Stated exercise: Looking at the data below, count the lines that contain the string "dash". Write only the total.

----- Record excerpts

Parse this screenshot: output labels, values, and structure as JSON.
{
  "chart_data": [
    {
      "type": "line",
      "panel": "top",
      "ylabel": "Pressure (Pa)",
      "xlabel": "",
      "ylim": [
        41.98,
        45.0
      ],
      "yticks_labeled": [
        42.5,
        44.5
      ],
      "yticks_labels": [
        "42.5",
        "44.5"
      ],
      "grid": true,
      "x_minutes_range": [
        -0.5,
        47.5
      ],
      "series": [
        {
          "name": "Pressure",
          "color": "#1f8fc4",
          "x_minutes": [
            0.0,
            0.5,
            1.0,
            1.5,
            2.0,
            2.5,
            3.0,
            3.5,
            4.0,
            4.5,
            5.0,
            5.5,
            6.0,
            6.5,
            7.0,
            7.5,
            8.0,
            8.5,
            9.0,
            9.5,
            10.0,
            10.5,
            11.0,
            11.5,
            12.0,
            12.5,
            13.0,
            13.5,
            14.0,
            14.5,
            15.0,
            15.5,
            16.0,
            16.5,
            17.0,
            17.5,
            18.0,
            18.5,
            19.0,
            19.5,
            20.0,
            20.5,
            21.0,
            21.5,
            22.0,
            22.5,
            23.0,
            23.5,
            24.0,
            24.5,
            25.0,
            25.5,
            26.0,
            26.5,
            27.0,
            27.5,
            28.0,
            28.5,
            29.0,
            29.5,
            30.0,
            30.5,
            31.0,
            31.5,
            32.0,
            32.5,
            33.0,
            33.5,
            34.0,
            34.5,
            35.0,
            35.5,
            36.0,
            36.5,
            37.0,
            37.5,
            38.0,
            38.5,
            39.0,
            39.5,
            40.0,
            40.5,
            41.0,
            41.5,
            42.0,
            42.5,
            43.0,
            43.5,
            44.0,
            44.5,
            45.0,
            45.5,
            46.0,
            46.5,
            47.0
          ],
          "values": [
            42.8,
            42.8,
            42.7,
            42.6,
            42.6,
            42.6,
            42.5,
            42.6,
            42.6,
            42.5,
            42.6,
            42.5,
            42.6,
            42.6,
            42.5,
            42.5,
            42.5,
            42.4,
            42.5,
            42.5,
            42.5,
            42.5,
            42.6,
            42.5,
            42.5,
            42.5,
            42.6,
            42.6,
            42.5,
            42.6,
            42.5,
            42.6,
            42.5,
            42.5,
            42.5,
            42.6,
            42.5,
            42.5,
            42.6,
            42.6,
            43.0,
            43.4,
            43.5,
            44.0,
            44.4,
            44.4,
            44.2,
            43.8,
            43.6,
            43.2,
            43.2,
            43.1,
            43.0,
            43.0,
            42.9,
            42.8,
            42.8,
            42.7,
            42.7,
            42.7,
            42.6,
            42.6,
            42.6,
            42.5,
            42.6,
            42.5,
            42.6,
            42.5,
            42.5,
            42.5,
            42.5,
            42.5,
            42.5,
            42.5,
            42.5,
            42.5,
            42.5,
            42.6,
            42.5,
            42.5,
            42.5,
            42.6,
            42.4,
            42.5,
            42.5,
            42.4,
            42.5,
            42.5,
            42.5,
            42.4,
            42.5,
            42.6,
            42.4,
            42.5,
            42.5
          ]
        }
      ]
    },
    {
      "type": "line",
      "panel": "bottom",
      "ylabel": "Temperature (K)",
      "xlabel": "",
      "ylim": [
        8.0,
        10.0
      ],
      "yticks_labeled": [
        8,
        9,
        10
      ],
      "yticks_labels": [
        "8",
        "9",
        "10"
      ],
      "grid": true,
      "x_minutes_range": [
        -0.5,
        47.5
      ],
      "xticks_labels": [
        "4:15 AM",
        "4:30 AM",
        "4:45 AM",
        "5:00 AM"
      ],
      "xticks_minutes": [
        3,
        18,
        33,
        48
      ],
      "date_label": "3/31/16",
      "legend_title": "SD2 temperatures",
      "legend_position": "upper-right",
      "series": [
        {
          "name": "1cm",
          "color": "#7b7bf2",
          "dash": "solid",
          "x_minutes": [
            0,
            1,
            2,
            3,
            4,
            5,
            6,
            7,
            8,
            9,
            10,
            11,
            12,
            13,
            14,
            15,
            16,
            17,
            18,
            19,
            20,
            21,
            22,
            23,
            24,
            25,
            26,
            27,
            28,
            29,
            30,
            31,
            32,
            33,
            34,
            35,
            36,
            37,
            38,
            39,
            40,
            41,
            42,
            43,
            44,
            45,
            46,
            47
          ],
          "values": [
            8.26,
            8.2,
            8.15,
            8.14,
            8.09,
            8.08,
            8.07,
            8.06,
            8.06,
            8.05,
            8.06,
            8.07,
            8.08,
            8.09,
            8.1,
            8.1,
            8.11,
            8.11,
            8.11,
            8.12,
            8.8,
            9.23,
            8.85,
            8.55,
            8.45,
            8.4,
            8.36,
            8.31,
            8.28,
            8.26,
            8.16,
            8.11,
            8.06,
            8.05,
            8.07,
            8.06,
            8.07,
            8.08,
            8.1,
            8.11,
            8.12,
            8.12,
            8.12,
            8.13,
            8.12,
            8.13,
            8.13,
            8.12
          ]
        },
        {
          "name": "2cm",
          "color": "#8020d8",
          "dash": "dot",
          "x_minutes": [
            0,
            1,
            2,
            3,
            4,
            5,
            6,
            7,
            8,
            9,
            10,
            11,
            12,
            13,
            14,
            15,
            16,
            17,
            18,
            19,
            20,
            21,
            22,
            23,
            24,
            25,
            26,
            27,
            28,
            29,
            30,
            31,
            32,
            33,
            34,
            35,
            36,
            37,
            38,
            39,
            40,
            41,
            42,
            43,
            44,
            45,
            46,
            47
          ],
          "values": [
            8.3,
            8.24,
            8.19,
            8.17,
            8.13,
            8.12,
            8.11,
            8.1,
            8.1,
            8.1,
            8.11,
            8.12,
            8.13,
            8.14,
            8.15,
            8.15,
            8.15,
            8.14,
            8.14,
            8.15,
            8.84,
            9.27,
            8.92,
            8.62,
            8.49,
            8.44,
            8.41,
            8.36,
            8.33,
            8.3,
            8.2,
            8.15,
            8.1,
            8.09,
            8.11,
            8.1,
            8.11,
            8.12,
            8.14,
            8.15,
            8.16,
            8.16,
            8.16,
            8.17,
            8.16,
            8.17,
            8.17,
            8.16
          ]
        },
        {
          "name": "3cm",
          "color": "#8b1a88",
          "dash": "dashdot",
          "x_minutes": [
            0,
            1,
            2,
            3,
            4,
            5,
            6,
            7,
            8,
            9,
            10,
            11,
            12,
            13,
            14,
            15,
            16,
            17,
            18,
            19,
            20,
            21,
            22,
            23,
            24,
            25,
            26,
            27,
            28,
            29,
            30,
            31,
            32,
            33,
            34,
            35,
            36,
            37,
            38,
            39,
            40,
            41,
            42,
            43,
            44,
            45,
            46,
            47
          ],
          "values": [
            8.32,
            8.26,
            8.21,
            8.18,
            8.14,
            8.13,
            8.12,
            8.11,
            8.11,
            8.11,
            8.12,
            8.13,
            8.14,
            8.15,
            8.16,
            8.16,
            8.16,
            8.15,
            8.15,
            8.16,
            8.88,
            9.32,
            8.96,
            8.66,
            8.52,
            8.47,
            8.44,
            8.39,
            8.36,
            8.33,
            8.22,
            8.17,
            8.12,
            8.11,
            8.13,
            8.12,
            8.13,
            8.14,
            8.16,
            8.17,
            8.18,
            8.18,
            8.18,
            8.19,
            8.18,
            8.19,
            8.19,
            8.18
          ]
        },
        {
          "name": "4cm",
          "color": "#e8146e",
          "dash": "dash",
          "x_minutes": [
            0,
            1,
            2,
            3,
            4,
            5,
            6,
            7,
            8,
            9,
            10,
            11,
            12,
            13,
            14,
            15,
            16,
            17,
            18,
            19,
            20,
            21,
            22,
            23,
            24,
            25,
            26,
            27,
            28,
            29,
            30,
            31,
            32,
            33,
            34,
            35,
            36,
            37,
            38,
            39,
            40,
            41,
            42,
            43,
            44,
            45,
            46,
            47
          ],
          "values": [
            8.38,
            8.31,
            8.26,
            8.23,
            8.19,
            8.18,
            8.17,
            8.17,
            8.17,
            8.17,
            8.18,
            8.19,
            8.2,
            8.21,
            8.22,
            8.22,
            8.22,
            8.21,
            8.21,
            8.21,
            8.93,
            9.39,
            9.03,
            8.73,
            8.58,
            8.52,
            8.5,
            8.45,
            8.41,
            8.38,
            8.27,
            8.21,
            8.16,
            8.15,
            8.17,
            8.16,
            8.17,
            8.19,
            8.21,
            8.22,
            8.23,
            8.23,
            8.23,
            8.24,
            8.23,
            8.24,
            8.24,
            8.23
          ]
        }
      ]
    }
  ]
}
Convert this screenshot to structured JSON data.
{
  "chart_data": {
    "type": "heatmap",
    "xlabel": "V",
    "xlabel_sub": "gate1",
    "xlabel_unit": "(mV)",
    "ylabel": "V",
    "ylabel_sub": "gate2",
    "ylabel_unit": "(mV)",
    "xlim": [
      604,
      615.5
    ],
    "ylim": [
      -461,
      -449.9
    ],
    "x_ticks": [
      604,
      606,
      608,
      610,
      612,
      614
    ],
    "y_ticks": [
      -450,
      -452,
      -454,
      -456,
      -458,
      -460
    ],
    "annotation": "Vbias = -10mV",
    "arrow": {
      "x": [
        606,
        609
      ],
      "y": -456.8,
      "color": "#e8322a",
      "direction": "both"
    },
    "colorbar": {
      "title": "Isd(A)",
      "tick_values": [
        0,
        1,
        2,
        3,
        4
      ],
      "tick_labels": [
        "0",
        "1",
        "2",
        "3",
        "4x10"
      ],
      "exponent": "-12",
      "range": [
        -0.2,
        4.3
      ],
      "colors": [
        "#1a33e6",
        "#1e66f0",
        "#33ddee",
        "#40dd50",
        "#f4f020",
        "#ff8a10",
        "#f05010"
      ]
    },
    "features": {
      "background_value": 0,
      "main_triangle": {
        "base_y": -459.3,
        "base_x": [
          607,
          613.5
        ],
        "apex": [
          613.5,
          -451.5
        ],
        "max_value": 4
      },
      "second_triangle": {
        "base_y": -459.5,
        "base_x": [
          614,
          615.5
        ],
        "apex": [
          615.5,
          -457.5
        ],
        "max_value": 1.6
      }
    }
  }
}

----------

Final result: 4